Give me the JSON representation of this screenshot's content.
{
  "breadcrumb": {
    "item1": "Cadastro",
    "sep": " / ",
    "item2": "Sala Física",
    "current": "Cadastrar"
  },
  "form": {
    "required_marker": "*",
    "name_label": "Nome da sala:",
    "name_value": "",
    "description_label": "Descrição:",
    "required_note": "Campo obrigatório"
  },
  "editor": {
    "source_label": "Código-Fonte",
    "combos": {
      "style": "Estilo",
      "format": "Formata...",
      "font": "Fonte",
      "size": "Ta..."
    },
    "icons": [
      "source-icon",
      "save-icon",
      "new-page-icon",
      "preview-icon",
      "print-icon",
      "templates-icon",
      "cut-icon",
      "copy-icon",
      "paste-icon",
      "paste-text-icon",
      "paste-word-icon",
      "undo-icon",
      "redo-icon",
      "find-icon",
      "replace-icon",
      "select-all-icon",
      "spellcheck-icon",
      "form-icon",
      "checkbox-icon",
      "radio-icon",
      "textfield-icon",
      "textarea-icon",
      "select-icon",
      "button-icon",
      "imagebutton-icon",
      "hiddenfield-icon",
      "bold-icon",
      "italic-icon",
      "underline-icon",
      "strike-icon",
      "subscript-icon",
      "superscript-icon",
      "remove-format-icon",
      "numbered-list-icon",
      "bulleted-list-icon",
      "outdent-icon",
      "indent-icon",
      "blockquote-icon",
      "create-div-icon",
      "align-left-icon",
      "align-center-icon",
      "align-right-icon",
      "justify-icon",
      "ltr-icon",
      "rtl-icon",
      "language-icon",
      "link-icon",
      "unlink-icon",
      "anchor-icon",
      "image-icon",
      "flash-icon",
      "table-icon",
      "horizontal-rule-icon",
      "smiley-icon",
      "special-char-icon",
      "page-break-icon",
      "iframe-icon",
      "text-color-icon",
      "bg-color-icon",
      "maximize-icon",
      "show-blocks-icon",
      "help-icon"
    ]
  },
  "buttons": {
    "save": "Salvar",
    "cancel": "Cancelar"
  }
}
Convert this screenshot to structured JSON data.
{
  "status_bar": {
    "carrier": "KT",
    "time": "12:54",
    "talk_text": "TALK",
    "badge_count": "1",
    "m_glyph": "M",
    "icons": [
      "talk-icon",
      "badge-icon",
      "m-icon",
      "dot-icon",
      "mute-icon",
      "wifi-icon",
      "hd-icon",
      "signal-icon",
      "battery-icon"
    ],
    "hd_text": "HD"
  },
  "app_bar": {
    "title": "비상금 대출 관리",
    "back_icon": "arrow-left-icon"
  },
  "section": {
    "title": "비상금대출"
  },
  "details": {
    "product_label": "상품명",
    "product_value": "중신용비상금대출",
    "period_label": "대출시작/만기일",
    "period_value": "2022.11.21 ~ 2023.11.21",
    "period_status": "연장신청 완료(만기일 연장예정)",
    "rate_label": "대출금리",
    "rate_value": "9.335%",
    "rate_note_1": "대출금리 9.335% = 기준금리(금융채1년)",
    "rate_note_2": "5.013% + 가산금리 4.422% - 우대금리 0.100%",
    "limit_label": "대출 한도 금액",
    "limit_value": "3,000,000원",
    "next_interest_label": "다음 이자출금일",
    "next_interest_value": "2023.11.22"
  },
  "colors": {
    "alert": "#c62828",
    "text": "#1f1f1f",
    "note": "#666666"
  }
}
· · · · ·
● THE PROBLEM:
All of the entries need to be reproduced exactly; please write them out.

● FULL RESPONSE:
Give me the JSON representation of this screenshot's content.
{
  "breadcrumb": {
    "item1": "Cadastro",
    "sep": " / ",
    "item2": "Sala Física",
    "current": "Cadastrar"
  },
  "form": {
    "required_marker": "*",
    "name_label": "Nome da sala:",
    "name_value": "",
    "description_label": "Descrição:",
    "required_note": "Campo obrigatório"
  },
  "editor": {
    "source_label": "Código-Fonte",
    "combos": {
      "style": "Estilo",
      "format": "Formata...",
      "font": "Fonte",
      "size": "Ta..."
    },
    "icons": [
      "source-icon",
      "save-icon",
      "new-page-icon",
      "preview-icon",
      "print-icon",
      "templates-icon",
      "cut-icon",
      "copy-icon",
      "paste-icon",
      "paste-text-icon",
      "paste-word-icon",
      "undo-icon",
      "redo-icon",
      "find-icon",
      "replace-icon",
      "select-all-icon",
      "spellcheck-icon",
      "form-icon",
      "checkbox-icon",
      "radio-icon",
      "textfield-icon",
      "textarea-icon",
      "select-icon",
      "button-icon",
      "imagebutton-icon",
      "hiddenfield-icon",
      "bold-icon",
      "italic-icon",
      "underline-icon",
      "strike-icon",
      "subscript-icon",
      "superscript-icon",
      "remove-format-icon",
      "numbered-list-icon",
      "bulleted-list-icon",
      "outdent-icon",
      "indent-icon",
      "blockquote-icon",
      "create-div-icon",
      "align-left-icon",
      "align-center-icon",
      "align-right-icon",
      "justify-icon",
      "ltr-icon",
      "rtl-icon",
      "language-icon",
      "link-icon",
      "unlink-icon",
      "anchor-icon",
      "image-icon",
      "flash-icon",
      "table-icon",
      "horizontal-rule-icon",
      "smiley-icon",
      "special-char-icon",
      "page-break-icon",
      "iframe-icon",
      "text-color-icon",
      "bg-color-icon",
      "maximize-icon",
      "show-blocks-icon",
      "help-icon"
    ]
  },
  "buttons": {
    "save": "Salvar",
    "cancel": "Cancelar"
  }
}
Convert this screenshot to structured JSON data.
{
  "status_bar": {
    "carrier": "KT",
    "time": "12:54",
    "talk_text": "TALK",
    "badge_count": "1",
    "m_glyph": "M",
    "icons": [
      "talk-icon",
      "badge-icon",
      "m-icon",
      "dot-icon",
      "mute-icon",
      "wifi-icon",
      "hd-icon",
      "signal-icon",
      "battery-icon"
    ],
    "hd_text": "HD"
  },
  "app_bar": {
    "title": "비상금 대출 관리",
    "back_icon": "arrow-left-icon"
  },
  "section": {
    "title": "비상금대출"
  },
  "details": {
    "product_label": "상품명",
    "product_value": "중신용비상금대출",
    "period_label": "대출시작/만기일",
    "period_value": "2022.11.21 ~ 2023.11.21",
    "period_status": "연장신청 완료(만기일 연장예정)",
    "rate_label": "대출금리",
    "rate_value": "9.335%",
    "rate_note_1": "대출금리 9.335% = 기준금리(금융채1년)",
    "rate_note_2": "5.013% + 가산금리 4.422% - 우대금리 0.100%",
    "limit_label": "대출 한도 금액",
    "limit_value": "3,000,000원",
    "next_interest_label": "다음 이자출금일",
    "next_interest_value": "2023.11.22"
  },
  "colors": {
    "alert": "#c62828",
    "text": "#1f1f1f",
    "note": "#666666"
  }
}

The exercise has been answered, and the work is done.